What to do
Please quote the material exactly, every line of it.

Information provided
##############################

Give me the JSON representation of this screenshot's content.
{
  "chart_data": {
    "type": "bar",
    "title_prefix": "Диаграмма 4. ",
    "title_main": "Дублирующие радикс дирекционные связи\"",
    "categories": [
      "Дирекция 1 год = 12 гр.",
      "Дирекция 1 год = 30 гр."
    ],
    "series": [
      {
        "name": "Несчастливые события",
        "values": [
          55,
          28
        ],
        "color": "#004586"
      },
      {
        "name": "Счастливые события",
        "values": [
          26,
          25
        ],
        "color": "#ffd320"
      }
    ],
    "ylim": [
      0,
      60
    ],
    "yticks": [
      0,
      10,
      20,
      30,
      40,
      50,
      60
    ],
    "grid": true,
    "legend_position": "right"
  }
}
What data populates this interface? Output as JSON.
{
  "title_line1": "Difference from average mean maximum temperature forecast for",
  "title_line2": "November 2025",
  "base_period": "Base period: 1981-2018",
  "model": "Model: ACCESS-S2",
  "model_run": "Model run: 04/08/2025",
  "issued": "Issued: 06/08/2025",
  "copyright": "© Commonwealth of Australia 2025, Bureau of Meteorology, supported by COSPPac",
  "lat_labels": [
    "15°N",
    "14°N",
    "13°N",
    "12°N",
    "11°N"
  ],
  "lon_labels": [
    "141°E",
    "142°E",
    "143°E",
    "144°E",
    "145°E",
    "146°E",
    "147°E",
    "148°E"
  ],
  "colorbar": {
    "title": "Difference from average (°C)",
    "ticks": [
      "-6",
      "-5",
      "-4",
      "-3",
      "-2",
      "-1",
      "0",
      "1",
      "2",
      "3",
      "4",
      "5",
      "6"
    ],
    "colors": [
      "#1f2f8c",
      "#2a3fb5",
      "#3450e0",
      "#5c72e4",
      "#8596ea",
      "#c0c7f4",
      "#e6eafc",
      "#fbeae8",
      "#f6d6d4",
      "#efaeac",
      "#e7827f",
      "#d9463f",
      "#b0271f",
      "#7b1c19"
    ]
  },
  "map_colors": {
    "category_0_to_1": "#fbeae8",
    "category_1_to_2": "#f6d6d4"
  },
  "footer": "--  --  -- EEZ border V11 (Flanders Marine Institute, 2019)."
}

##############################

Reply
Give me the JSON representation of this screenshot's content.
{
  "chart_data": {
    "type": "bar",
    "title_prefix": "Диаграмма 4. ",
    "title_main": "Дублирующие радикс дирекционные связи\"",
    "categories": [
      "Дирекция 1 год = 12 гр.",
      "Дирекция 1 год = 30 гр."
    ],
    "series": [
      {
        "name": "Несчастливые события",
        "values": [
          55,
          28
        ],
        "color": "#004586"
      },
      {
        "name": "Счастливые события",
        "values": [
          26,
          25
        ],
        "color": "#ffd320"
      }
    ],
    "ylim": [
      0,
      60
    ],
    "yticks": [
      0,
      10,
      20,
      30,
      40,
      50,
      60
    ],
    "grid": true,
    "legend_position": "right"
  }
}
What data populates this interface? Output as JSON.
{
  "title_line1": "Difference from average mean maximum temperature forecast for",
  "title_line2": "November 2025",
  "base_period": "Base period: 1981-2018",
  "model": "Model: ACCESS-S2",
  "model_run": "Model run: 04/08/2025",
  "issued": "Issued: 06/08/2025",
  "copyright": "© Commonwealth of Australia 2025, Bureau of Meteorology, supported by COSPPac",
  "lat_labels": [
    "15°N",
    "14°N",
    "13°N",
    "12°N",
    "11°N"
  ],
  "lon_labels": [
    "141°E",
    "142°E",
    "143°E",
    "144°E",
    "145°E",
    "146°E",
    "147°E",
    "148°E"
  ],
  "colorbar": {
    "title": "Difference from average (°C)",
    "ticks": [
      "-6",
      "-5",
      "-4",
      "-3",
      "-2",
      "-1",
      "0",
      "1",
      "2",
      "3",
      "4",
      "5",
      "6"
    ],
    "colors": [
      "#1f2f8c",
      "#2a3fb5",
      "#3450e0",
      "#5c72e4",
      "#8596ea",
      "#c0c7f4",
      "#e6eafc",
      "#fbeae8",
      "#f6d6d4",
      "#efaeac",
      "#e7827f",
      "#d9463f",
      "#b0271f",
      "#7b1c19"
    ]
  },
  "map_colors": {
    "category_0_to_1": "#fbeae8",
    "category_1_to_2": "#f6d6d4"
  },
  "footer": "--  --  -- EEZ border V11 (Flanders Marine Institute, 2019)."
}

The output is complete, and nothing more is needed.